What needs to be done: Extract every line below that contains the word "title".

[Structured figure records]
------------------------------------
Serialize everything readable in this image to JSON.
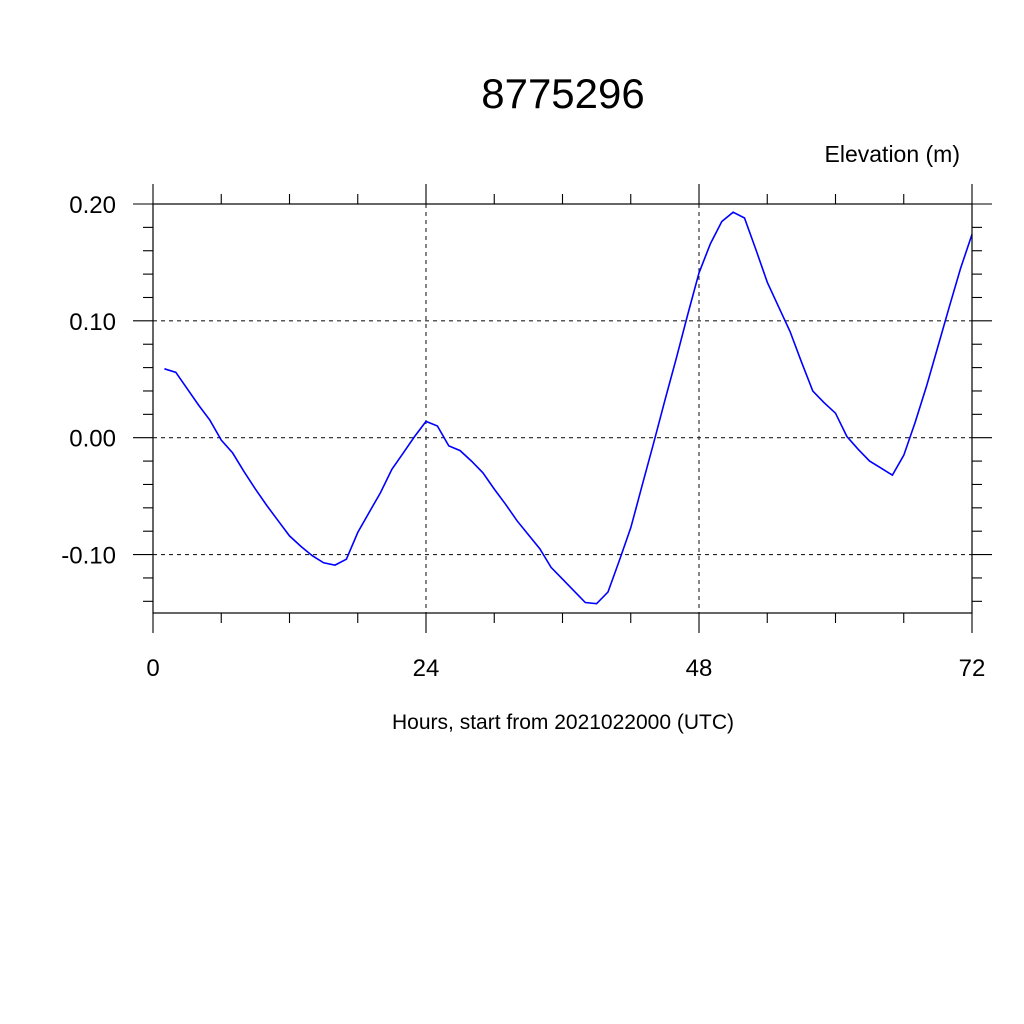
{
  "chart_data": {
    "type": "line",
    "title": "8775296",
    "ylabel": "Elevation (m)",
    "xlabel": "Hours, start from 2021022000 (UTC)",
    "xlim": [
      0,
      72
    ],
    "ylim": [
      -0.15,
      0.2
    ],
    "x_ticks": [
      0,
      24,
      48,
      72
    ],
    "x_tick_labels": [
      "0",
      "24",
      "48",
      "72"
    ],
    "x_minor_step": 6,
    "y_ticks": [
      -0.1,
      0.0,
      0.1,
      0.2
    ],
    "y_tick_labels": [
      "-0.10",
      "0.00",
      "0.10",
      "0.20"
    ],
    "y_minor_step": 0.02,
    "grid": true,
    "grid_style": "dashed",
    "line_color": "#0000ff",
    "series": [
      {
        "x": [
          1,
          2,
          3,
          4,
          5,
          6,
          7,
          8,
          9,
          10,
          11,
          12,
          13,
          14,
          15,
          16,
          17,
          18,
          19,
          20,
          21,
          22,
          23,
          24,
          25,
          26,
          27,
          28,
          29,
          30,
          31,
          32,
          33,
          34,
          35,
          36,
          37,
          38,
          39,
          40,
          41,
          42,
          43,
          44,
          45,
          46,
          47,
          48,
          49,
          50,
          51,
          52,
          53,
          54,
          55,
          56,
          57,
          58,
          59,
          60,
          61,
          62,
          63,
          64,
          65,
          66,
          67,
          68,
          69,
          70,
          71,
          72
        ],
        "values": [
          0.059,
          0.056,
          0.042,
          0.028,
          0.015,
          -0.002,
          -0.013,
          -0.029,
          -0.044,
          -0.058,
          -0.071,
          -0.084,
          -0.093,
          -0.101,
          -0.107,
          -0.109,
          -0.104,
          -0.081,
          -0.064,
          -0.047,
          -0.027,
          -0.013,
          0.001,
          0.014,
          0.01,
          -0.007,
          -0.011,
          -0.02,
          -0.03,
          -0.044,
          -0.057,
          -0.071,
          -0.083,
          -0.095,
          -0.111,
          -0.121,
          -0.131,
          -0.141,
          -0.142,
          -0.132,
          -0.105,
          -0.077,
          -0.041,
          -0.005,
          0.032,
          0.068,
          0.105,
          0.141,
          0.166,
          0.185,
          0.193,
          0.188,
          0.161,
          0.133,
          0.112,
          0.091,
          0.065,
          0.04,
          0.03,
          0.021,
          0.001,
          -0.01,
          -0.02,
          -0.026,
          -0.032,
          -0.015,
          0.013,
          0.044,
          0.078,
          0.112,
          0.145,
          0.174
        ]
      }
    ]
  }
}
------------------------------------
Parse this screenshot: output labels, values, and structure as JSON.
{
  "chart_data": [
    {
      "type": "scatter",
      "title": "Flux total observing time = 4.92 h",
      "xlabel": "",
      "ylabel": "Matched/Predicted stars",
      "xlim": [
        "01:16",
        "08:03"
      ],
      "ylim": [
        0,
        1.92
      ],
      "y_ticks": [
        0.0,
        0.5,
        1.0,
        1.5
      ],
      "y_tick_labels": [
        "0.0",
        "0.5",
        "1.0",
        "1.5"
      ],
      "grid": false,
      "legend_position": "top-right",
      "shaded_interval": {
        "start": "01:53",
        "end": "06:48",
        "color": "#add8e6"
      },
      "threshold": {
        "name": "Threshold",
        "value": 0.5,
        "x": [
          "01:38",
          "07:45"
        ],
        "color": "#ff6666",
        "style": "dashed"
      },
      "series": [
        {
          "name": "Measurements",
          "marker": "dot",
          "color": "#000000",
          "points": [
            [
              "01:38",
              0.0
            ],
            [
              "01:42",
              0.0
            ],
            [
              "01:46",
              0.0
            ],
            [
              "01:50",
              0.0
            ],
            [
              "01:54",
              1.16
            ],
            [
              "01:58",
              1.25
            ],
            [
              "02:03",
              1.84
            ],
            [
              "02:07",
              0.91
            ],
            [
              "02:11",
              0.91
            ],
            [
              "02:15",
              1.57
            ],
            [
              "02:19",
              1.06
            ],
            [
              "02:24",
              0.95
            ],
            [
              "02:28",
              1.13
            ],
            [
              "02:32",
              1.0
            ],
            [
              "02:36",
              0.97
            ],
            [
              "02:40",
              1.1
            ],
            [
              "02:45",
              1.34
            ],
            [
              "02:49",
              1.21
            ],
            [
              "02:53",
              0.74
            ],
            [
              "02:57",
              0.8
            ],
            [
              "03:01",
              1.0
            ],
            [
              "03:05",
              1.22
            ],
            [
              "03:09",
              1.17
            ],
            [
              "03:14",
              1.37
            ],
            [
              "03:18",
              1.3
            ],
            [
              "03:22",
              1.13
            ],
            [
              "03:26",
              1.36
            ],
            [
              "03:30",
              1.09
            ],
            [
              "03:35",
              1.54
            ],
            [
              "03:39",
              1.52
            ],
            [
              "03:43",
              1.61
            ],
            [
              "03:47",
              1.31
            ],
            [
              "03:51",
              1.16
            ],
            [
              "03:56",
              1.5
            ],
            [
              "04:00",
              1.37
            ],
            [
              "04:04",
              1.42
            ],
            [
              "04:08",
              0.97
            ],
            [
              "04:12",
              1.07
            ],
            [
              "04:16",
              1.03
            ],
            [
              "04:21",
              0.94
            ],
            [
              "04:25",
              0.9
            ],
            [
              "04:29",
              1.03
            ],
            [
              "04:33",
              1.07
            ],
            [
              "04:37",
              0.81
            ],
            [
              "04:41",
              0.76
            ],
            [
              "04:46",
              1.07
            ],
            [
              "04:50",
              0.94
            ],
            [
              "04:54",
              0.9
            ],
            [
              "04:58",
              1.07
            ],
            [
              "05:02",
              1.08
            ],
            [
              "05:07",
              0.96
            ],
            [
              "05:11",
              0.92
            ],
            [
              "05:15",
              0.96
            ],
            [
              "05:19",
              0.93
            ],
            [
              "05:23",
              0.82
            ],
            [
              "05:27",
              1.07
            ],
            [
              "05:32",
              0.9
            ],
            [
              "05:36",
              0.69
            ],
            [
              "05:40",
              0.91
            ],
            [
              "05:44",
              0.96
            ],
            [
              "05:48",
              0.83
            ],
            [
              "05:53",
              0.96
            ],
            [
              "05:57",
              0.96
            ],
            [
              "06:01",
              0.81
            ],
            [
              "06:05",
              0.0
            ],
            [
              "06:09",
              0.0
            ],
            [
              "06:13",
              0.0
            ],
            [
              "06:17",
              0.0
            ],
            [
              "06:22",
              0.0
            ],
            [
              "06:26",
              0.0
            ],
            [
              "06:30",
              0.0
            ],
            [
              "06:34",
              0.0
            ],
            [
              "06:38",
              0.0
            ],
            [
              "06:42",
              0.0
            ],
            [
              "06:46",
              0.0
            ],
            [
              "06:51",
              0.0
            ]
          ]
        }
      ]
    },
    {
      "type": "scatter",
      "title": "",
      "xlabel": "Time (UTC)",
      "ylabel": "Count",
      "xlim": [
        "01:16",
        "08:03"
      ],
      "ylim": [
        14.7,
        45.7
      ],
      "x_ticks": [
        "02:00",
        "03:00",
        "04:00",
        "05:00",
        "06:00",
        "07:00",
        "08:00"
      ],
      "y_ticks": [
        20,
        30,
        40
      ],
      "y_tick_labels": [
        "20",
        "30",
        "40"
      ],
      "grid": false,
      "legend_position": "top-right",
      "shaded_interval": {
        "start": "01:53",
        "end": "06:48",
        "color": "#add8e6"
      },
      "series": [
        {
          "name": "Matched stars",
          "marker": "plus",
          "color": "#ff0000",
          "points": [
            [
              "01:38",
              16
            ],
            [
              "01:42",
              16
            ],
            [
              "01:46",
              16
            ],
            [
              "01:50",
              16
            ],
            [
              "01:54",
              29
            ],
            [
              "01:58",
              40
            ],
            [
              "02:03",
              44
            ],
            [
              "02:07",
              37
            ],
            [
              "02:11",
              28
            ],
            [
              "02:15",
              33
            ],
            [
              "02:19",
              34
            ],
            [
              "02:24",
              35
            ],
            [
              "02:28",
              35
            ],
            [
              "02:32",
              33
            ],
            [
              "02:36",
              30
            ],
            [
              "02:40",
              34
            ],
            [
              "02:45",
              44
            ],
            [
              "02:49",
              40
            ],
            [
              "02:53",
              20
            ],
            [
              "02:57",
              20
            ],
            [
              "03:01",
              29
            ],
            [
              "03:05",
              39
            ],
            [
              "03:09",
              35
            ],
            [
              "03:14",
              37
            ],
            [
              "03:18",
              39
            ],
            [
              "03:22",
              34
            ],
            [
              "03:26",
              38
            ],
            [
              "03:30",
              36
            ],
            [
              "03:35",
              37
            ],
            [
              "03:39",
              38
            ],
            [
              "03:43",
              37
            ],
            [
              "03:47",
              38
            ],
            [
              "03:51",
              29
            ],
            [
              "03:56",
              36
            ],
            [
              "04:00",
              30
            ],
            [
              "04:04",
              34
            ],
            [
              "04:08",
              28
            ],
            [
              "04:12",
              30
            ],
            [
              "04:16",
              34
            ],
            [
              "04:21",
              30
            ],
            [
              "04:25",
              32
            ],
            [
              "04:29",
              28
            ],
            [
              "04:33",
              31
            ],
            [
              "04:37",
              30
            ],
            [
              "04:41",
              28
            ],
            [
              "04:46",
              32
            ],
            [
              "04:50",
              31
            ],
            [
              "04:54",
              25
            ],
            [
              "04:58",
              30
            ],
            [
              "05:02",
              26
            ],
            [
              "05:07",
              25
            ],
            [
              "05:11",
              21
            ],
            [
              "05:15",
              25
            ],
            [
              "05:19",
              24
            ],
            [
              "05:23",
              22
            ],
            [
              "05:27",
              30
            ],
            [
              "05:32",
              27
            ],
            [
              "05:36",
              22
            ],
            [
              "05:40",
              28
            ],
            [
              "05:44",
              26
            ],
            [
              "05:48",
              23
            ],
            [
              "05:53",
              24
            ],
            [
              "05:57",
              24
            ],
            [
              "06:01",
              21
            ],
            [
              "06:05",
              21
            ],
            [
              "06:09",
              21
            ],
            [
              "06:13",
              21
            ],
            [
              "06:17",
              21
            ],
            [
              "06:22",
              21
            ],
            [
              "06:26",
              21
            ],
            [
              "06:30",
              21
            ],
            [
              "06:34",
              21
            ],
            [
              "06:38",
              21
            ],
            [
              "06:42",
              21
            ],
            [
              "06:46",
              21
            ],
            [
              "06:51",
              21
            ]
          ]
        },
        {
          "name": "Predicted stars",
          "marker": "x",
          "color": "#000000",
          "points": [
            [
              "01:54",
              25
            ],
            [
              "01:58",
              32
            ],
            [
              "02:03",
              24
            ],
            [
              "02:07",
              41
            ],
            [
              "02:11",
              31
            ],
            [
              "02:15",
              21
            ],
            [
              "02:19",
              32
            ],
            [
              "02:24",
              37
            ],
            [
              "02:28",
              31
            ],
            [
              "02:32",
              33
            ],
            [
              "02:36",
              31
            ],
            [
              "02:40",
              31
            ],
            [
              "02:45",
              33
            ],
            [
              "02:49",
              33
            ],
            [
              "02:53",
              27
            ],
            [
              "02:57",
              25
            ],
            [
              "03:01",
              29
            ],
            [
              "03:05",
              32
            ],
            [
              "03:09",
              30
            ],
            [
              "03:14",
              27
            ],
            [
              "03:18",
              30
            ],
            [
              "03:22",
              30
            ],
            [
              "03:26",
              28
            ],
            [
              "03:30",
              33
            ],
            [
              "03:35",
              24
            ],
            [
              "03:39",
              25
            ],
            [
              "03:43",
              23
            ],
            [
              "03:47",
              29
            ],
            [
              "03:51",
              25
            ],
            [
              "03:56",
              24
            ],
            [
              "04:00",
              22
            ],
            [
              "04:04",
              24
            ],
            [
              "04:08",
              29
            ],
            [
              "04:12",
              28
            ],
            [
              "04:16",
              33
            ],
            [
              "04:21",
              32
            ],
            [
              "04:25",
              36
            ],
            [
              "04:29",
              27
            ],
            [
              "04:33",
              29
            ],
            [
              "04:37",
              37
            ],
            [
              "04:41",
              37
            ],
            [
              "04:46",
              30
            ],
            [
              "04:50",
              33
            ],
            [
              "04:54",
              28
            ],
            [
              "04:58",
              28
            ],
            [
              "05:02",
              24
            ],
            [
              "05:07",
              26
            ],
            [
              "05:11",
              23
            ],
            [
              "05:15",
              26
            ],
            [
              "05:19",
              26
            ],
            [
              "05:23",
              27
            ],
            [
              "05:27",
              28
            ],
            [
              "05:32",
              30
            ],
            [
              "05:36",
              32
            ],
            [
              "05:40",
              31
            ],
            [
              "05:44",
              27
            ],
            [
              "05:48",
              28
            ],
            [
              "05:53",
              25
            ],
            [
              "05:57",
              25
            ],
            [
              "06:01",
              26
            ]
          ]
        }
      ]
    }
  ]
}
------------------------------------
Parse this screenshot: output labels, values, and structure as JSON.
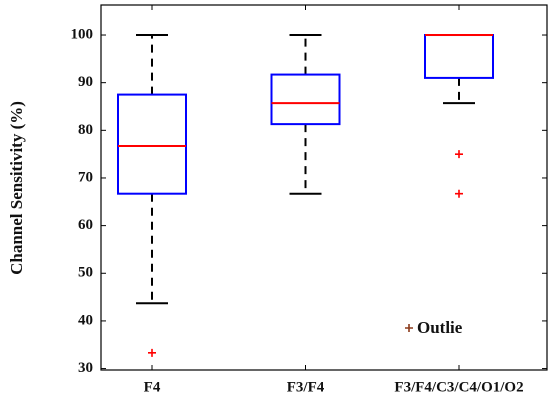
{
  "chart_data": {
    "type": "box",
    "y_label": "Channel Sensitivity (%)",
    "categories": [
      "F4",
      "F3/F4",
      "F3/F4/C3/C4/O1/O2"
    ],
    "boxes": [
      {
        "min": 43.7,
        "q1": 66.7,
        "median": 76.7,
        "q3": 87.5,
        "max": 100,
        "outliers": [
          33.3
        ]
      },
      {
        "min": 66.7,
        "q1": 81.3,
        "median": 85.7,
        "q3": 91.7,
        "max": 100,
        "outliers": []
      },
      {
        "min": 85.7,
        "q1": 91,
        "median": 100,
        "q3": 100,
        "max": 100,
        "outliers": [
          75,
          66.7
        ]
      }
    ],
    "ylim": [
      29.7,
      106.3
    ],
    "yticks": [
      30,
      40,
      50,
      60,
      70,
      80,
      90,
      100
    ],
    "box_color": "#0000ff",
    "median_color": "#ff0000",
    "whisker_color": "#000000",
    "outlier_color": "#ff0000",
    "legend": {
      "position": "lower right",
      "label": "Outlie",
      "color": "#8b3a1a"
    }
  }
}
------------------------------------
Task response:
    "title": "8775296",
      "title": "Flux total observing time = 4.92 h",
      "title": "",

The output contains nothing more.